_GOAL:_ Find the number of lines in these records where the word "given" appears. Reply with that number and nothing more.

Collected data:
* * * * * * *

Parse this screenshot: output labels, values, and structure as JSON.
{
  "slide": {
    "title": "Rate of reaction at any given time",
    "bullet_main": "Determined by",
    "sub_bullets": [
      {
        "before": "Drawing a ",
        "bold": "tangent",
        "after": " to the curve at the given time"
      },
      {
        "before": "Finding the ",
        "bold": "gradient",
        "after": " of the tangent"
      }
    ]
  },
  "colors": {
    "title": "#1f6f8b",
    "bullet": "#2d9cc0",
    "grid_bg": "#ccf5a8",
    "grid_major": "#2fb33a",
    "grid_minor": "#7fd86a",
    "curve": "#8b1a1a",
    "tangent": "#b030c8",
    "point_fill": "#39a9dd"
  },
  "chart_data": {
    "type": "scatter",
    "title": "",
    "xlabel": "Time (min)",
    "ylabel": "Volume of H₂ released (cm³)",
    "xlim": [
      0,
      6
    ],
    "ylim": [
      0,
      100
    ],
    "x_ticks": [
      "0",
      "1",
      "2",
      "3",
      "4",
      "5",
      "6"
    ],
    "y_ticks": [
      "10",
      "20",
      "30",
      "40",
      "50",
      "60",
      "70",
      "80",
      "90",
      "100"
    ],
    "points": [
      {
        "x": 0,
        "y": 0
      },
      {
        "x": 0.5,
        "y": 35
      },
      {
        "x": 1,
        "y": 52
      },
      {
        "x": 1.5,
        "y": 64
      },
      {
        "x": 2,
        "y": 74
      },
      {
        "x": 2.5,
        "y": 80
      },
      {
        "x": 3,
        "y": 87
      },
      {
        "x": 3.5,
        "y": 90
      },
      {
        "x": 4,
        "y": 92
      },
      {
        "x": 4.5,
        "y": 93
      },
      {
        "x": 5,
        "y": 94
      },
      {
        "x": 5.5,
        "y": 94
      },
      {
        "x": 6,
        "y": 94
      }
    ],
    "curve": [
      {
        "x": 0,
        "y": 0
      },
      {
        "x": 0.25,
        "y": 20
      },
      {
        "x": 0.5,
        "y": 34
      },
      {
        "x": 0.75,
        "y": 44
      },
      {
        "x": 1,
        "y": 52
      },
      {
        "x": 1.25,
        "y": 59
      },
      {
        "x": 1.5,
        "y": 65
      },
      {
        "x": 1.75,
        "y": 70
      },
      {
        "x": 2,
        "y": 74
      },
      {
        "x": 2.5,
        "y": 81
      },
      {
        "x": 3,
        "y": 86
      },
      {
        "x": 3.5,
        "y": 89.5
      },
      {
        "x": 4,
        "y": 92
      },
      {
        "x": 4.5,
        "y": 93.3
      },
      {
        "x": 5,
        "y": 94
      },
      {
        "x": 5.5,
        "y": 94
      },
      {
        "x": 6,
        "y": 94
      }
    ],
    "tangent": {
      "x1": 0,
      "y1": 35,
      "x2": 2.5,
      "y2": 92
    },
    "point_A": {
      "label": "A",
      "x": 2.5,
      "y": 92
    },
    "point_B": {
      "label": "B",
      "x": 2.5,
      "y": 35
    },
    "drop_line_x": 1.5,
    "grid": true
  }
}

* * * * * * *

_SOLVED PROBLEM:_ 2